Selection.
== == ==

10 New York Destinations for Design Lovers


May is a huge month for art and design in New York City, with numerous fairs and events taking place throughout the boroughs. The largest and most established include Frieze New York (Thursday through Sunday) followed by TEFAF New York (May 10-14), the NYCxDesign Festival (May 16-23) and, for major design aficionados, the International Contemporary Furniture Fair (May 21).

But fairs and galleries aren’t the only places to see remarkable design in the city. Aesthetes visiting after a year’s absence will find an abundance of eye candy in neighborhoods like TriBeCa, Chelsea and the Lower East Side. And there’s intriguing design to be found in new hotels, restaurants, cultural institutions and even retail establishments. The ten spots below don’t fit into one neat category — some are over-the-top maximalist, others are ultraspare or Brutalist. But one thing is certain: They will provoke discussion and debate.

Fans of maximalism gravitate to Firmdale Hotels’ properties, which dot London and New York. The brand’s latest property, Warren Street Hotel, recently opened in TriBeCa, complete with a gray-blue facade, a bright yellow box on the roof and interiors by the company’s co-founder and creative director, Kit Kemp. Kemp is known for her more-is-more style that features layers upon layers of patterns, colors, objects and art, as evidenced at the London-based Firmdale’s two other New York City properties, the Crosby Street Hotel in SoHo and the Whitby Hotel in Midtown East.

== == ==

Extracted material.

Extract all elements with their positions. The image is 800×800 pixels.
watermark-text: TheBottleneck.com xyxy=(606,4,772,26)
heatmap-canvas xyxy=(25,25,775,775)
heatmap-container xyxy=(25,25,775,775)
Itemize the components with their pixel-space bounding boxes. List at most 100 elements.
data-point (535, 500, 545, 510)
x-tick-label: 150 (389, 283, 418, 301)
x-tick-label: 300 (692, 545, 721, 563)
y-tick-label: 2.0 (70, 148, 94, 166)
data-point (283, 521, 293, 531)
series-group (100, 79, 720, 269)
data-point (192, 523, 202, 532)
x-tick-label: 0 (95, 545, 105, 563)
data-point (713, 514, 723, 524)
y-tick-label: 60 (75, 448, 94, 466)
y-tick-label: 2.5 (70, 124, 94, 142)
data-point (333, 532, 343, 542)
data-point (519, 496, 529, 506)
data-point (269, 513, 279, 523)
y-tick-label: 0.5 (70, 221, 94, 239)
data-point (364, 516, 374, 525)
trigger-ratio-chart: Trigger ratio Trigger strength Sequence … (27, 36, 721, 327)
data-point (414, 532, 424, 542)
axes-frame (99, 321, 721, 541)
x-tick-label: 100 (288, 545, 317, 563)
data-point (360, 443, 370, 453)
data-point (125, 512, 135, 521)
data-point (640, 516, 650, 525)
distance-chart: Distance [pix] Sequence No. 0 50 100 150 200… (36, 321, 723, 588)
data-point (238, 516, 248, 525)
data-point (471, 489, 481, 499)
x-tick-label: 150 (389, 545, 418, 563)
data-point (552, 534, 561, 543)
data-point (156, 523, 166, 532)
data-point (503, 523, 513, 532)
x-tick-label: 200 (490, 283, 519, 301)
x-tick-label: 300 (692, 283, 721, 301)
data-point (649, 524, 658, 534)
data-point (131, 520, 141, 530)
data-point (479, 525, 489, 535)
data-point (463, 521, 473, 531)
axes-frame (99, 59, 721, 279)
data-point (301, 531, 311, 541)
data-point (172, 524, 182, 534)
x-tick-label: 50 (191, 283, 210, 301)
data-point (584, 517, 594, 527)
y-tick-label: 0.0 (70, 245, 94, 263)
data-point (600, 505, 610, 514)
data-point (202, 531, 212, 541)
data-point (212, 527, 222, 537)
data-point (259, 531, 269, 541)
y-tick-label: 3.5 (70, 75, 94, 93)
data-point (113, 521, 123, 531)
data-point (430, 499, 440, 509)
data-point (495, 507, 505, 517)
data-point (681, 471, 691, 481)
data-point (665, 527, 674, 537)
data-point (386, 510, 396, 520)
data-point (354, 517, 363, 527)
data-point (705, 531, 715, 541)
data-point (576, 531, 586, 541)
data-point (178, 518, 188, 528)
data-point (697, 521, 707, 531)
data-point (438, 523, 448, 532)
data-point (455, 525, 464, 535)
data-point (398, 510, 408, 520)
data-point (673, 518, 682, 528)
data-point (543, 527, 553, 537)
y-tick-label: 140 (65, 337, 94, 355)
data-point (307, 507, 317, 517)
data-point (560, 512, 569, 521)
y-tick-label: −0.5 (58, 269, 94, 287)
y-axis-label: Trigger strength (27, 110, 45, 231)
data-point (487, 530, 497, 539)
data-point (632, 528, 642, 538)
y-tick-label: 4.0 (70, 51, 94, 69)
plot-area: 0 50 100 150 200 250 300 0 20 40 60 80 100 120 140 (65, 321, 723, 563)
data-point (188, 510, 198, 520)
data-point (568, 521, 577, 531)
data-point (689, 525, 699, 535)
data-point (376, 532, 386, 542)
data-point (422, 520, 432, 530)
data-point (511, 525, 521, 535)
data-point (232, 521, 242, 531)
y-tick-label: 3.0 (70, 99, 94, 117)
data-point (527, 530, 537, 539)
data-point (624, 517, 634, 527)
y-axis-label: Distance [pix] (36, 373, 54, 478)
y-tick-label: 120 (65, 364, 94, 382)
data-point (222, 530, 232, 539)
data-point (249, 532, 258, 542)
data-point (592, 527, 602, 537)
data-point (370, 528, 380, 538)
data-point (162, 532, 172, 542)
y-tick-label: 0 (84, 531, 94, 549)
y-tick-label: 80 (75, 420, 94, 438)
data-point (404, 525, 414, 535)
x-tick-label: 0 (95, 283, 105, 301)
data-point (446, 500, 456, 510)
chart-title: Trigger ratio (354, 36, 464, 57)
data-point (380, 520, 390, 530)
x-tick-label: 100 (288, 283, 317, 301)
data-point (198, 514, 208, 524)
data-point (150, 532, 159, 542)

== == ==

Tasks.
1. Compare these statements with the design article and mark each yes or no, quoting the words of the article that decide it: (a) TEFAF New York runs May 10-14. (b) Warren Street Hotel opened in SoHo. (c) Kit Kemp is the company's co-founder and creative director.
2. Reproduce only the stretch of the listing from its first line through the line containing "data-point (535, 500, 545, 510)", substituting "items" for "elements" and keeping everything else unchanged.

Exercise solutions.
1.
(a) Yes: "TEFAF New York (May 10-14)"
(b) No: "Warren Street Hotel, recently opened in TriBeCa"
(c) Yes: "interiors by the company’s co-founder and creative director, Kit Kemp"

2.
Extract all items with their positions. The image is 800×800 pixels.
watermark-text: TheBottleneck.com xyxy=(606,4,772,26)
heatmap-canvas xyxy=(25,25,775,775)
heatmap-container xyxy=(25,25,775,775)
Itemize the components with their pixel-space bounding boxes. List at most 100 items.
data-point (535, 500, 545, 510)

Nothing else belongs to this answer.